Rows from a dataset
···
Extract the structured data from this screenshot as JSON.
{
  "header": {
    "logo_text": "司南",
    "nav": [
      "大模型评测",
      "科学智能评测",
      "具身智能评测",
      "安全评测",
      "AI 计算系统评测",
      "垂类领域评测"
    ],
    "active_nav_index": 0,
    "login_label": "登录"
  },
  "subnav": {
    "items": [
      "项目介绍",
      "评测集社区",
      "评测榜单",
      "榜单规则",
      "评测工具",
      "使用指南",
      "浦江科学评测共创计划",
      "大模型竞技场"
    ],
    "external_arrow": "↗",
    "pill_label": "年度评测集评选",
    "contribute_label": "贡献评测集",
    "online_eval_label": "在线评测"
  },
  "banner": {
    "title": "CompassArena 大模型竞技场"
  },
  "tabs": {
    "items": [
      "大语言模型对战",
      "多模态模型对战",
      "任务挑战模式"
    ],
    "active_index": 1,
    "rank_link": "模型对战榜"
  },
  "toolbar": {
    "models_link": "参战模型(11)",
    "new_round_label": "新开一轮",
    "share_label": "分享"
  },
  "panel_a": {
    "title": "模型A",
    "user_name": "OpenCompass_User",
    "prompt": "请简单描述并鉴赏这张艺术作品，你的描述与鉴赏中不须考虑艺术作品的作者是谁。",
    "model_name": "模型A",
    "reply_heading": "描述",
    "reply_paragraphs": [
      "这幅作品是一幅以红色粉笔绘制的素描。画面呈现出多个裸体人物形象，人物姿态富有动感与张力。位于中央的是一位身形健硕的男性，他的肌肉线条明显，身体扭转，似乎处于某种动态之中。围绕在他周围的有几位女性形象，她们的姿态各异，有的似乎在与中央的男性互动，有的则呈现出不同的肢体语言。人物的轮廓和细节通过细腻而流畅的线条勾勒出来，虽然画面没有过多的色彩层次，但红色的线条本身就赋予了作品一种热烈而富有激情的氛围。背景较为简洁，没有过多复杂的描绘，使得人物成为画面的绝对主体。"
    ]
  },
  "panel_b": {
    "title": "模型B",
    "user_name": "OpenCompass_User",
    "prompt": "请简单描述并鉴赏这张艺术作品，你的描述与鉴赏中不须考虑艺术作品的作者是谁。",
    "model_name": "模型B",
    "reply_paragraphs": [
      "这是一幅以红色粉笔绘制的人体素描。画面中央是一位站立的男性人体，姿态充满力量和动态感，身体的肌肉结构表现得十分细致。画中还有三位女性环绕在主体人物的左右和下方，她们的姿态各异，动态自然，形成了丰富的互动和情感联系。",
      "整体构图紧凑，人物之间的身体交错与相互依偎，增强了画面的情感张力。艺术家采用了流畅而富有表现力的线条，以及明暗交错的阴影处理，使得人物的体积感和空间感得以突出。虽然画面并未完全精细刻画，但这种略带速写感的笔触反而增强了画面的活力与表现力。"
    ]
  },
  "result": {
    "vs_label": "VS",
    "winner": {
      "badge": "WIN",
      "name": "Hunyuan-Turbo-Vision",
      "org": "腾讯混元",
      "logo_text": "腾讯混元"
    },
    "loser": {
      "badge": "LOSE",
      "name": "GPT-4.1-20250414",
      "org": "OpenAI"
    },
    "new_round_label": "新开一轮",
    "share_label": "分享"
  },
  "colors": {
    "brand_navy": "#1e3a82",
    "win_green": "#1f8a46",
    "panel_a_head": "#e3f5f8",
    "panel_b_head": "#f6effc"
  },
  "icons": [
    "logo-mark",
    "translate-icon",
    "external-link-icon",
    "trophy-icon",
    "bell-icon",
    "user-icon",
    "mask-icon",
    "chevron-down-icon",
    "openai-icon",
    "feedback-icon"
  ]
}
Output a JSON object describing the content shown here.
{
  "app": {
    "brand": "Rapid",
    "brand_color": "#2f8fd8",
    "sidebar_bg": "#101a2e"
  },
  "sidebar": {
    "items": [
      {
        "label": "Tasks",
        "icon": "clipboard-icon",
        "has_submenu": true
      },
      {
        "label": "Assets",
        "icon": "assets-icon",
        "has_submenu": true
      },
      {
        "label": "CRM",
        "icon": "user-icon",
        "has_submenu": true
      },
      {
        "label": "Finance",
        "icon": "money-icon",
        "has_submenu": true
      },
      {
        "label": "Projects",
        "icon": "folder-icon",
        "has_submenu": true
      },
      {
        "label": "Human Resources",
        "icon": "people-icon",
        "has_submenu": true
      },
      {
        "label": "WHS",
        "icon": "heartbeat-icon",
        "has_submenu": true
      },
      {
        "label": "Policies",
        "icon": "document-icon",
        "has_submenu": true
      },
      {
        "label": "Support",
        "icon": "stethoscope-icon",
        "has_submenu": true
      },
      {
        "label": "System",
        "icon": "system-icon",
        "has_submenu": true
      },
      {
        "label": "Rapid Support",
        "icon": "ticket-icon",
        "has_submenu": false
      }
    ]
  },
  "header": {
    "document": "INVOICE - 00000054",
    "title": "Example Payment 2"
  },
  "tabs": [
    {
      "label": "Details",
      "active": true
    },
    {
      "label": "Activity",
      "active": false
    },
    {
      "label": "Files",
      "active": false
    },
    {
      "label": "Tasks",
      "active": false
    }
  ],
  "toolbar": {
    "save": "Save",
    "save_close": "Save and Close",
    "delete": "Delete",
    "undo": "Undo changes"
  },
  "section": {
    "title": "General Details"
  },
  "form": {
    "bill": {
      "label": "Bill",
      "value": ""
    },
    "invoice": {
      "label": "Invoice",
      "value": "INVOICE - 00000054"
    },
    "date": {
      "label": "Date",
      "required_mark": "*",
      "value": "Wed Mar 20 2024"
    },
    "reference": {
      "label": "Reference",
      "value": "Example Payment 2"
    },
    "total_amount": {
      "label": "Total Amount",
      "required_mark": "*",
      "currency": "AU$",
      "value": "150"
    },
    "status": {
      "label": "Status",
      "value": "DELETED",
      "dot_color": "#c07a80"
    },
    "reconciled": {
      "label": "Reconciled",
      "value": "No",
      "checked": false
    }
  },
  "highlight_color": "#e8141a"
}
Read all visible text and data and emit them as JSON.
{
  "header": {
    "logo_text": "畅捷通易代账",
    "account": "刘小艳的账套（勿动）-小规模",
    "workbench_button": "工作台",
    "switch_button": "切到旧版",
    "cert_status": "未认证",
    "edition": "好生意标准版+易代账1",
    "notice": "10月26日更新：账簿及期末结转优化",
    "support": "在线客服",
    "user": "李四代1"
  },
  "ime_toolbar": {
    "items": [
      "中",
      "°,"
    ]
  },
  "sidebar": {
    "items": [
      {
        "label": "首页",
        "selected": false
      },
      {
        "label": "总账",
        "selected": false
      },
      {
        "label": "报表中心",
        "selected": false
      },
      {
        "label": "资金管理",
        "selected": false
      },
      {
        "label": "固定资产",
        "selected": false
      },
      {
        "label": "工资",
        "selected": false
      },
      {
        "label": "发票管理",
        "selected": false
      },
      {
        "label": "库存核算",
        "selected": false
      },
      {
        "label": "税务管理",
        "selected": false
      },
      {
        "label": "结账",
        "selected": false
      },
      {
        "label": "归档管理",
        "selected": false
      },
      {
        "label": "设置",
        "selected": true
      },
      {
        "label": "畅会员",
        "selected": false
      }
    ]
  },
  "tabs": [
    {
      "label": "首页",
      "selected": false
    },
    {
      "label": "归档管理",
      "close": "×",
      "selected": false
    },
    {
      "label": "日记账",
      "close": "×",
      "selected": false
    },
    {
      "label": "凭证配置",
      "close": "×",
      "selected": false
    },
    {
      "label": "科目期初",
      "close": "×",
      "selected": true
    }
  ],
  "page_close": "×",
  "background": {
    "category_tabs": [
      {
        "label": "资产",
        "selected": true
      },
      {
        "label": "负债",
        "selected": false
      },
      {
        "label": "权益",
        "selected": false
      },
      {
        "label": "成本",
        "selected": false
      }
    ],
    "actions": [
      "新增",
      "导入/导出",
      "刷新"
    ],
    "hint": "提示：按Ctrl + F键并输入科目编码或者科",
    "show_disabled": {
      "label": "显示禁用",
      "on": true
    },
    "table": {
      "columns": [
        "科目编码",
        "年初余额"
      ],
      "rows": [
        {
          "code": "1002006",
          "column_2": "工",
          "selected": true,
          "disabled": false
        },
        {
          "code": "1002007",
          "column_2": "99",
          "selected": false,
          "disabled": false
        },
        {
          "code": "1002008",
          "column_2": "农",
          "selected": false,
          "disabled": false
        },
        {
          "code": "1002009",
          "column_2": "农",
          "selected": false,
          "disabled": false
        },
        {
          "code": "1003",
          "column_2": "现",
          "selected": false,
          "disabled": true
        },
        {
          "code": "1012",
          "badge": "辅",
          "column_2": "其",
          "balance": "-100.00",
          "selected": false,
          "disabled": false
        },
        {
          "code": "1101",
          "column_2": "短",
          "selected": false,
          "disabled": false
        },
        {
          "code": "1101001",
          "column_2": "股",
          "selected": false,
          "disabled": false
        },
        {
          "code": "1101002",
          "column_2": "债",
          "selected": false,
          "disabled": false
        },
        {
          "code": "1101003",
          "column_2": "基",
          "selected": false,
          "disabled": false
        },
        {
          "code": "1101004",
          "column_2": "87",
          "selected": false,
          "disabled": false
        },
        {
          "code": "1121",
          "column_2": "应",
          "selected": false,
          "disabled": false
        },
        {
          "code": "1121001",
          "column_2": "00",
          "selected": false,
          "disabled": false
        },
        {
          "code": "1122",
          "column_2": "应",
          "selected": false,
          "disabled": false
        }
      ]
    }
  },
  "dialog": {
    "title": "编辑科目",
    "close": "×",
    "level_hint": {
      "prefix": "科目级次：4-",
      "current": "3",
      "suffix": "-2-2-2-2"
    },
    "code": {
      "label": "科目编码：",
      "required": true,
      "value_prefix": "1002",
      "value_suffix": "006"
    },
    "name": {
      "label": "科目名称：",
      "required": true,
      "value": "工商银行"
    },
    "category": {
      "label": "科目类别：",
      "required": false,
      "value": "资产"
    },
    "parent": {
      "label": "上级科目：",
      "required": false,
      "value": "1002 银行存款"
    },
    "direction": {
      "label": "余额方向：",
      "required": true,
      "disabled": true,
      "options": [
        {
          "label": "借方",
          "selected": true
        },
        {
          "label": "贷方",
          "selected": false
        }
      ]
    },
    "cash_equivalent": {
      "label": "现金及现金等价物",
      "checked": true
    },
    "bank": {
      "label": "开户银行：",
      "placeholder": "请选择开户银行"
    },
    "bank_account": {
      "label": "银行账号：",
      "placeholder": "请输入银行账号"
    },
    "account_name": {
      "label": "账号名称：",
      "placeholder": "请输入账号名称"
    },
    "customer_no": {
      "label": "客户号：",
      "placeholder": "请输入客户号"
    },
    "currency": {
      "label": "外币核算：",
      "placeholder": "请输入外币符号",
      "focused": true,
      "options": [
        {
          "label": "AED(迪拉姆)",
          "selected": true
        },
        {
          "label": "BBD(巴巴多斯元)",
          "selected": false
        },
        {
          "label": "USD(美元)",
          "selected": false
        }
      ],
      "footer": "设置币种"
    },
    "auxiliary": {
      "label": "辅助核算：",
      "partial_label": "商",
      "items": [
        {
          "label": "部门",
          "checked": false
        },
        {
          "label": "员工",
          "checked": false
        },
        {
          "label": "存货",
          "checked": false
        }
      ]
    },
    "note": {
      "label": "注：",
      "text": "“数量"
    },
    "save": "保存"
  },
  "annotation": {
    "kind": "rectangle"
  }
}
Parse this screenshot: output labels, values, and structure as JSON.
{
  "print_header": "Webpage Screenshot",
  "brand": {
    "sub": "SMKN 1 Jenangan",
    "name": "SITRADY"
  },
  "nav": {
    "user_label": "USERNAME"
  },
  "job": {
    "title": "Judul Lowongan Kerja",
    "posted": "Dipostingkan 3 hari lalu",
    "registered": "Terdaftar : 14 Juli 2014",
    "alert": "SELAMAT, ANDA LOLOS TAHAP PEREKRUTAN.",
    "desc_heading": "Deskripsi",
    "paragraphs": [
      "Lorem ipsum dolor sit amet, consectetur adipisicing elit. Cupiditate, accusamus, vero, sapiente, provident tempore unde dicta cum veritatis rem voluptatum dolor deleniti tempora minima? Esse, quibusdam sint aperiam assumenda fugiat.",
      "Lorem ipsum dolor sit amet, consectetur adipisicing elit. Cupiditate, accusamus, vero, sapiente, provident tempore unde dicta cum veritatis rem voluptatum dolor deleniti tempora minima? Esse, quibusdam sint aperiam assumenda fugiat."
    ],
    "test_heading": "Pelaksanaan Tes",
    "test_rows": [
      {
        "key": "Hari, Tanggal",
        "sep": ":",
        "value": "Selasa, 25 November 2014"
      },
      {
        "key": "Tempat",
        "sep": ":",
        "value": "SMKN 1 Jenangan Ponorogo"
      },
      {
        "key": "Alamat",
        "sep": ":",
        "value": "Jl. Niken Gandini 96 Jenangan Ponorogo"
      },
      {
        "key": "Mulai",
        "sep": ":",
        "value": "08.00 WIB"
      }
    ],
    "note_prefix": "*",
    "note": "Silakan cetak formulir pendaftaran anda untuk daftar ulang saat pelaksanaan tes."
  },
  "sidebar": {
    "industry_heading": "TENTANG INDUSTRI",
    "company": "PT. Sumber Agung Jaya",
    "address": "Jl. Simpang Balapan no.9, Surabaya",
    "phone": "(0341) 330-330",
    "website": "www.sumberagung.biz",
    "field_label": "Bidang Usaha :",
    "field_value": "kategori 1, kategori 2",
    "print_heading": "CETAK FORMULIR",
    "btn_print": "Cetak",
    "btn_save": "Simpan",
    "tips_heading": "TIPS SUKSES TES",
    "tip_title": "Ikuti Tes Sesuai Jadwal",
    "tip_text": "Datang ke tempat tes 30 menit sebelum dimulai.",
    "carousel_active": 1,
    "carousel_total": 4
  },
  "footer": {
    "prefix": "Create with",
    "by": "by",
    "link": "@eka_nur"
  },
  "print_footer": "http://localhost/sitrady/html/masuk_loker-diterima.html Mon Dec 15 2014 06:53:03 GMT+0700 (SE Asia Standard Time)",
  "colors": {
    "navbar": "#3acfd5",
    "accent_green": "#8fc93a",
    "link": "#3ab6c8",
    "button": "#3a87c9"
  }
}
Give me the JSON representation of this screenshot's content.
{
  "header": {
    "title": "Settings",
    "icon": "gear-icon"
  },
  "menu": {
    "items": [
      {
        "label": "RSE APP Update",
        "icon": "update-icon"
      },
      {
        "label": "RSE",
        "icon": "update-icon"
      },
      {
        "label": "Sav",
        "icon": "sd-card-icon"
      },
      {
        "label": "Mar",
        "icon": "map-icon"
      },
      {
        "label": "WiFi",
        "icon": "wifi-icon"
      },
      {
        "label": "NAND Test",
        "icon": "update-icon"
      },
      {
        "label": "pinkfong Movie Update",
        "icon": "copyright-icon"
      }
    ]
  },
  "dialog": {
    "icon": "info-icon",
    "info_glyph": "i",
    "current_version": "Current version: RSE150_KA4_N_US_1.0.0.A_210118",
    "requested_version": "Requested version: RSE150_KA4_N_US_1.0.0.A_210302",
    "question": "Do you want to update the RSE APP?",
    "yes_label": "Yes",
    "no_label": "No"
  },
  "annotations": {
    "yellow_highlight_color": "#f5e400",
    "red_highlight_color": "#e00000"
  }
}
···
What the exercise asks - Find the number of lines in which the word "placeholder" occurs, and write nothing but that number.

Full output - 5